The request:
Restate the entries word for word, omitting nothing.

Records for the task:
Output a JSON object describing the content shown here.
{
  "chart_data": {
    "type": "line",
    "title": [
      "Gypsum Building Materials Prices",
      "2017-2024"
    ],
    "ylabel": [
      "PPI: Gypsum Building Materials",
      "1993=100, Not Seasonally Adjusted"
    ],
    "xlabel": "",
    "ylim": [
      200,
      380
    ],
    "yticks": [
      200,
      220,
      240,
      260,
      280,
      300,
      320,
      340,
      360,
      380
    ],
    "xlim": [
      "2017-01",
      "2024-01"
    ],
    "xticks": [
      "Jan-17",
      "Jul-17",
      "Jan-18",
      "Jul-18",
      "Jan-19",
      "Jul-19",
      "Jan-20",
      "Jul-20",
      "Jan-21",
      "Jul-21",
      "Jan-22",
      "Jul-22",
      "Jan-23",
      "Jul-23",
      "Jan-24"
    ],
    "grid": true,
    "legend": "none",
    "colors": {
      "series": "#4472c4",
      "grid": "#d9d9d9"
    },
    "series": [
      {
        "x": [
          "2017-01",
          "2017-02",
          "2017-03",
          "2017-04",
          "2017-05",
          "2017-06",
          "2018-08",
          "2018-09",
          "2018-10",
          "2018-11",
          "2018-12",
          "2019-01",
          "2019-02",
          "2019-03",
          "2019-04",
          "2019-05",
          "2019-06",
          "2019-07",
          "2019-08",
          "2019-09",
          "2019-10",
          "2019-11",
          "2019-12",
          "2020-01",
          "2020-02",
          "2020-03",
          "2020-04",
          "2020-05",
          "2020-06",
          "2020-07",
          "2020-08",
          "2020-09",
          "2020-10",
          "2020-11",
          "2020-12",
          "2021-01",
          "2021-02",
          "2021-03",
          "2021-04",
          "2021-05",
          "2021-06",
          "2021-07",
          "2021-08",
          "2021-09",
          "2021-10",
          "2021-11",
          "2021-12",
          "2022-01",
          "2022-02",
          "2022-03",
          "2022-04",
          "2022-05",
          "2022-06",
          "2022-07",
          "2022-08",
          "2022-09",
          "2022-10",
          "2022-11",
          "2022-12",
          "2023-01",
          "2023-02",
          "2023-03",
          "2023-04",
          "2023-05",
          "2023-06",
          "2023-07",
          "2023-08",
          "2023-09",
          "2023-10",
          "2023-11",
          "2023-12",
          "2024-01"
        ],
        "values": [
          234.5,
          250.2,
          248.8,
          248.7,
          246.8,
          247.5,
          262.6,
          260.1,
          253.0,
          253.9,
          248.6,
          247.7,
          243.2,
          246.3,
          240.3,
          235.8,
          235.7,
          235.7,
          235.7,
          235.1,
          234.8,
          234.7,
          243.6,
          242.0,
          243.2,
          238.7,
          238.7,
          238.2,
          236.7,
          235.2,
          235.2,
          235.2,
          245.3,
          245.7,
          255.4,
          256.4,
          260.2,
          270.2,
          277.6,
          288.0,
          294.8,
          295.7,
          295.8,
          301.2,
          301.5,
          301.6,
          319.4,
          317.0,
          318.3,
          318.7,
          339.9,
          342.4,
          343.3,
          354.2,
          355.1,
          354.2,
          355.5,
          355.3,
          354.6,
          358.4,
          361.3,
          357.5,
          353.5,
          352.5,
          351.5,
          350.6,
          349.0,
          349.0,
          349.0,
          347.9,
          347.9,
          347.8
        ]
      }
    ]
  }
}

The completed task:
Output a JSON object describing the content shown here.
{
  "chart_data": {
    "type": "line",
    "title": [
      "Gypsum Building Materials Prices",
      "2017-2024"
    ],
    "ylabel": [
      "PPI: Gypsum Building Materials",
      "1993=100, Not Seasonally Adjusted"
    ],
    "xlabel": "",
    "ylim": [
      200,
      380
    ],
    "yticks": [
      200,
      220,
      240,
      260,
      280,
      300,
      320,
      340,
      360,
      380
    ],
    "xlim": [
      "2017-01",
      "2024-01"
    ],
    "xticks": [
      "Jan-17",
      "Jul-17",
      "Jan-18",
      "Jul-18",
      "Jan-19",
      "Jul-19",
      "Jan-20",
      "Jul-20",
      "Jan-21",
      "Jul-21",
      "Jan-22",
      "Jul-22",
      "Jan-23",
      "Jul-23",
      "Jan-24"
    ],
    "grid": true,
    "legend": "none",
    "colors": {
      "series": "#4472c4",
      "grid": "#d9d9d9"
    },
    "series": [
      {
        "x": [
          "2017-01",
          "2017-02",
          "2017-03",
          "2017-04",
          "2017-05",
          "2017-06",
          "2018-08",
          "2018-09",
          "2018-10",
          "2018-11",
          "2018-12",
          "2019-01",
          "2019-02",
          "2019-03",
          "2019-04",
          "2019-05",
          "2019-06",
          "2019-07",
          "2019-08",
          "2019-09",
          "2019-10",
          "2019-11",
          "2019-12",
          "2020-01",
          "2020-02",
          "2020-03",
          "2020-04",
          "2020-05",
          "2020-06",
          "2020-07",
          "2020-08",
          "2020-09",
          "2020-10",
          "2020-11",
          "2020-12",
          "2021-01",
          "2021-02",
          "2021-03",
          "2021-04",
          "2021-05",
          "2021-06",
          "2021-07",
          "2021-08",
          "2021-09",
          "2021-10",
          "2021-11",
          "2021-12",
          "2022-01",
          "2022-02",
          "2022-03",
          "2022-04",
          "2022-05",
          "2022-06",
          "2022-07",
          "2022-08",
          "2022-09",
          "2022-10",
          "2022-11",
          "2022-12",
          "2023-01",
          "2023-02",
          "2023-03",
          "2023-04",
          "2023-05",
          "2023-06",
          "2023-07",
          "2023-08",
          "2023-09",
          "2023-10",
          "2023-11",
          "2023-12",
          "2024-01"
        ],
        "values": [
          234.5,
          250.2,
          248.8,
          248.7,
          246.8,
          247.5,
          262.6,
          260.1,
          253.0,
          253.9,
          248.6,
          247.7,
          243.2,
          246.3,
          240.3,
          235.8,
          235.7,
          235.7,
          235.7,
          235.1,
          234.8,
          234.7,
          243.6,
          242.0,
          243.2,
          238.7,
          238.7,
          238.2,
          236.7,
          235.2,
          235.2,
          235.2,
          245.3,
          245.7,
          255.4,
          256.4,
          260.2,
          270.2,
          277.6,
          288.0,
          294.8,
          295.7,
          295.8,
          301.2,
          301.5,
          301.6,
          319.4,
          317.0,
          318.3,
          318.7,
          339.9,
          342.4,
          343.3,
          354.2,
          355.1,
          354.2,
          355.5,
          355.3,
          354.6,
          358.4,
          361.3,
          357.5,
          353.5,
          352.5,
          351.5,
          350.6,
          349.0,
          349.0,
          349.0,
          347.9,
          347.9,
          347.8
        ]
      }
    ]
  }
}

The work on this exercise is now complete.